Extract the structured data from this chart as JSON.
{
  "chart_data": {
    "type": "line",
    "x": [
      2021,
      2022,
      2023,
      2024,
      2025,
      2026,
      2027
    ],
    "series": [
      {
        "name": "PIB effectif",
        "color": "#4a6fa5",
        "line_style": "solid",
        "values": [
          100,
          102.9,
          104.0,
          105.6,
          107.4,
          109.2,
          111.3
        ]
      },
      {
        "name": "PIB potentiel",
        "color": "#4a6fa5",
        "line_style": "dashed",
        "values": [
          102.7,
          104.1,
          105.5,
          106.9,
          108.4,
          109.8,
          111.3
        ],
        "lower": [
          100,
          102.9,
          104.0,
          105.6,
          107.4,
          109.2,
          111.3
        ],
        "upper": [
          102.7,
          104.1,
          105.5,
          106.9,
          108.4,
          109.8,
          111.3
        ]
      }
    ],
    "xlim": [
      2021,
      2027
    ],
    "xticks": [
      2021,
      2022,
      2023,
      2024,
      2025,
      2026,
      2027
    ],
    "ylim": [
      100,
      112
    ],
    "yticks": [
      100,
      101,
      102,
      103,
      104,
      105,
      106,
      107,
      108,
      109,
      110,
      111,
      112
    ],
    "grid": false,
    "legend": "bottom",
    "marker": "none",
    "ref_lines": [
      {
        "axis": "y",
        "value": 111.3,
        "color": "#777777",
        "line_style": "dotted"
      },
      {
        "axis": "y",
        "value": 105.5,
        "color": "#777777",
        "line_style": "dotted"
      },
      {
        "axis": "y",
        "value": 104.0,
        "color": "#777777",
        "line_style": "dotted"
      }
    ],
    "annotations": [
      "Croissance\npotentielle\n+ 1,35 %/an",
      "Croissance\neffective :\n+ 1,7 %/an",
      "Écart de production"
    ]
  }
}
────
All entries must be repeated verbatim.

Extract the structured data from this chart as JSON.
{
  "chart_data": {
    "type": "line",
    "x": [
      2021,
      2022,
      2023,
      2024,
      2025,
      2026,
      2027
    ],
    "series": [
      {
        "name": "PIB effectif",
        "color": "#4a6fa5",
        "line_style": "solid",
        "values": [
          100,
          102.9,
          104.0,
          105.6,
          107.4,
          109.2,
          111.3
        ]
      },
      {
        "name": "PIB potentiel",
        "color": "#4a6fa5",
        "line_style": "dashed",
        "values": [
          102.7,
          104.1,
          105.5,
          106.9,
          108.4,
          109.8,
          111.3
        ],
        "lower": [
          100,
          102.9,
          104.0,
          105.6,
          107.4,
          109.2,
          111.3
        ],
        "upper": [
          102.7,
          104.1,
          105.5,
          106.9,
          108.4,
          109.8,
          111.3
        ]
      }
    ],
    "xlim": [
      2021,
      2027
    ],
    "xticks": [
      2021,
      2022,
      2023,
      2024,
      2025,
      2026,
      2027
    ],
    "ylim": [
      100,
      112
    ],
    "yticks": [
      100,
      101,
      102,
      103,
      104,
      105,
      106,
      107,
      108,
      109,
      110,
      111,
      112
    ],
    "grid": false,
    "legend": "bottom",
    "marker": "none",
    "ref_lines": [
      {
        "axis": "y",
        "value": 111.3,
        "color": "#777777",
        "line_style": "dotted"
      },
      {
        "axis": "y",
        "value": 105.5,
        "color": "#777777",
        "line_style": "dotted"
      },
      {
        "axis": "y",
        "value": 104.0,
        "color": "#777777",
        "line_style": "dotted"
      }
    ],
    "annotations": [
      "Croissance\npotentielle\n+ 1,35 %/an",
      "Croissance\neffective :\n+ 1,7 %/an",
      "Écart de production"
    ]
  }
}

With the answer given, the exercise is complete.